Extract provided >>

= = = = =

31Link State Routing
- Link-state protocols generally outperform
distance-vector protocols on any size network. So
why are not link-state protocols used exclusively
for routing? Link-state protocols have two major
disadvantages
32Link State Routing
- Link-state routing may overtax low-end hardware.
Link-state routers require more memory and
processing power than distance-vector routers,
which potentially makes link-state routing
cost-prohibitive for organizations with tight
budgets and legacy hardware.
33Link State Routing
- Link-state protocols require complex
administration. Configuring link-state routing
can be a daunting task, and many administrators
prefer to avoid its complexity and stick to
distance-vector routing. Even capable
administrators may opt for a straightforward
distance-vector protocol on simple networks. .
34Hybrid Routing
- Cisco's proprietary EIGRP is an advanced
distance-vector protocol that also employs the
best features of link-state routing. For the most
part, EIGRP configuration is similar to
configuring a simple distance-vector protocol
such as IGRP. EIGRP routers use partial updates,
special neighbor relationships, and topological
databases to provide optimal convergence. Rapid
convergence, event driven updates, loop free
routing, and multi-protocol support are EIGRPs
trademark.
35Default Routing aka Gateway of Last Resort
- Default routes are used when the router can not
match a destination network with a more specific
entry in the routing table thus, the gateway of
last resort.
36Default Routing aka Gateway of Last Resort
- In effect, the router uses the default route to
hand off to another router. The other router must
have either a route to that destination or its
own default route to a third router. If it is a
default route to a third router, that router must
have either the route to the destination or
another default route, and so on.

= = = = =

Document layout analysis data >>
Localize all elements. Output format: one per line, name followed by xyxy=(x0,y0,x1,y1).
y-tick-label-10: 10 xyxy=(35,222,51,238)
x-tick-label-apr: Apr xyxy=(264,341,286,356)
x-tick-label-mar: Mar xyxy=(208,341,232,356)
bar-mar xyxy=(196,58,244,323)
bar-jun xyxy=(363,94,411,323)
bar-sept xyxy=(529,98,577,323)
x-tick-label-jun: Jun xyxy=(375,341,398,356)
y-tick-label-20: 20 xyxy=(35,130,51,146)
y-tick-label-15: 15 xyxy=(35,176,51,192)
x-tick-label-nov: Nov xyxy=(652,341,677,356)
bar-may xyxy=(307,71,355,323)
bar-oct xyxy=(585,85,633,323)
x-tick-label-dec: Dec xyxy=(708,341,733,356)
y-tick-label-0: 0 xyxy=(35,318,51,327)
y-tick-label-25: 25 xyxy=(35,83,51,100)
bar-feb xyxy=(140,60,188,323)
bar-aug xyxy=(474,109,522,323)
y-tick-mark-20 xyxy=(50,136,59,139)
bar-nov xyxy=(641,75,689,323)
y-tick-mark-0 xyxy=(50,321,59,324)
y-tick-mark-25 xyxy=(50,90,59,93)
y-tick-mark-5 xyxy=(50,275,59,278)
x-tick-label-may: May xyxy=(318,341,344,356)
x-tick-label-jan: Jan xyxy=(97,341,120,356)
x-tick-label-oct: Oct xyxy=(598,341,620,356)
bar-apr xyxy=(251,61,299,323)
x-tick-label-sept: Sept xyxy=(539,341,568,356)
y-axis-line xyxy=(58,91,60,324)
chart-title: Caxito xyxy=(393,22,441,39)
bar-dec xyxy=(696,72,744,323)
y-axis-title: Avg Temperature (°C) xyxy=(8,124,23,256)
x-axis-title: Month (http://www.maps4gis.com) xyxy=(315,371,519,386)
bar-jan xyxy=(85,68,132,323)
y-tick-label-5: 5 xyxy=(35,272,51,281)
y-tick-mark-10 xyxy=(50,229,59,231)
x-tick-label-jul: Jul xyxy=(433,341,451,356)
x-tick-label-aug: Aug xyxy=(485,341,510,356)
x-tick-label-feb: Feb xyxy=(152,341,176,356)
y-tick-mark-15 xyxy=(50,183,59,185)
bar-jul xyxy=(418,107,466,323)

= = = = =

Activity list >>
• A. Please rewrite the stretch of the routing notes from "35Default Routing aka" through "route, and so on.", replacing "destination" with "target".
• B. According to the routing notes, what do EIGRP routers use to provide optimal convergence?

Solved tasks >>
• A.
35Default Routing aka Gateway of Last Resort
- Default routes are used when the router can not
match a target network with a more specific
entry in the routing table thus, the gateway of
last resort.
36Default Routing aka Gateway of Last Resort
- In effect, the router uses the default route to
hand off to another router. The other router must
have either a route to that target or its
own default route to a third router. If it is a
default route to a third router, that router must
have either the route to the target or
another default route, and so on.

• B. Partial updates, special neighbor relationships, and topological databases.